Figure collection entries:
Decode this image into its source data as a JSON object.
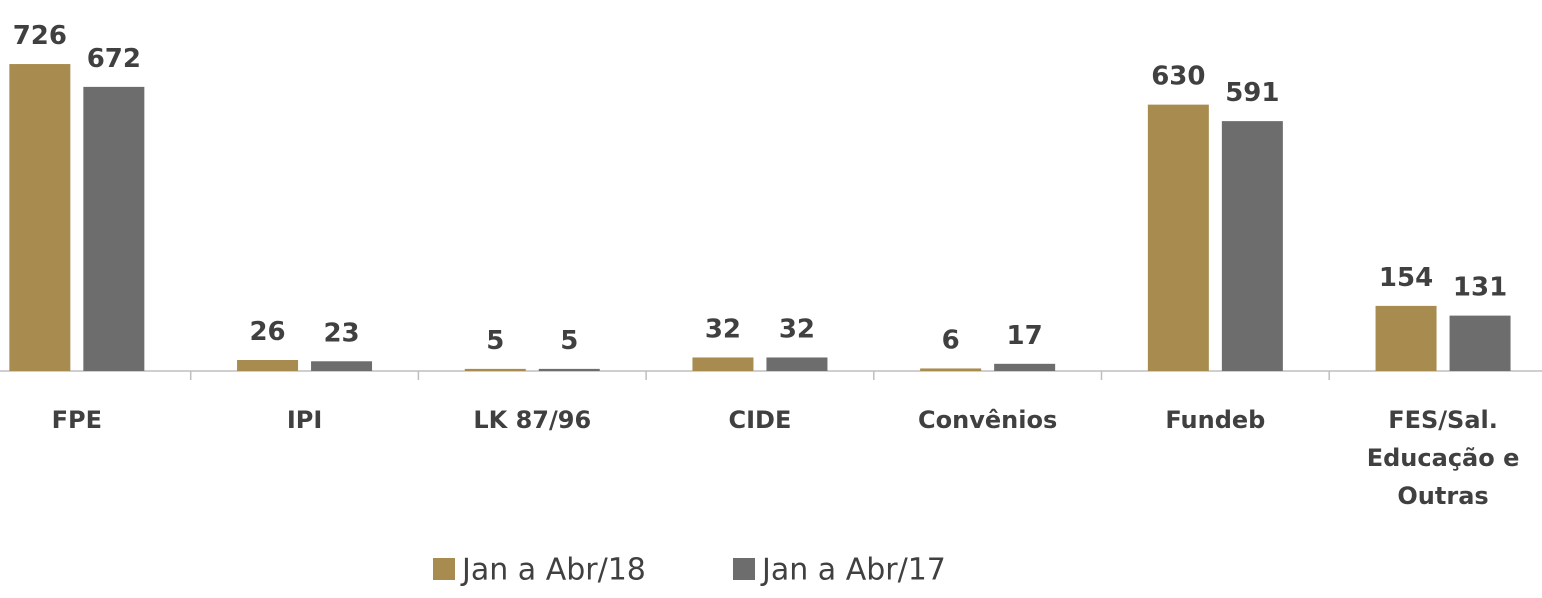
{
  "chart_data": {
    "type": "bar",
    "categories": [
      "FPE",
      "IPI",
      "LK 87/96",
      "CIDE",
      "Convênios",
      "Fundeb",
      "FES/Sal. Educação e Outras"
    ],
    "series": [
      {
        "name": "Jan a Abr/18",
        "color": "#a88b4f",
        "values": [
          726,
          26,
          5,
          32,
          6,
          630,
          154
        ]
      },
      {
        "name": "Jan a Abr/17",
        "color": "#6d6d6d",
        "values": [
          672,
          23,
          5,
          32,
          17,
          591,
          131
        ]
      }
    ],
    "ylim": [
      0,
      800
    ]
  }
}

EXERCISE REQUIREMENTS:
Extract all the entries word for word; omit any pictures.

TASK RESULT:
Decode this image into its source data as a JSON object.
{
  "chart_data": {
    "type": "bar",
    "categories": [
      "FPE",
      "IPI",
      "LK 87/96",
      "CIDE",
      "Convênios",
      "Fundeb",
      "FES/Sal. Educação e Outras"
    ],
    "series": [
      {
        "name": "Jan a Abr/18",
        "color": "#a88b4f",
        "values": [
          726,
          26,
          5,
          32,
          6,
          630,
          154
        ]
      },
      {
        "name": "Jan a Abr/17",
        "color": "#6d6d6d",
        "values": [
          672,
          23,
          5,
          32,
          17,
          591,
          131
        ]
      }
    ],
    "ylim": [
      0,
      800
    ]
  }
}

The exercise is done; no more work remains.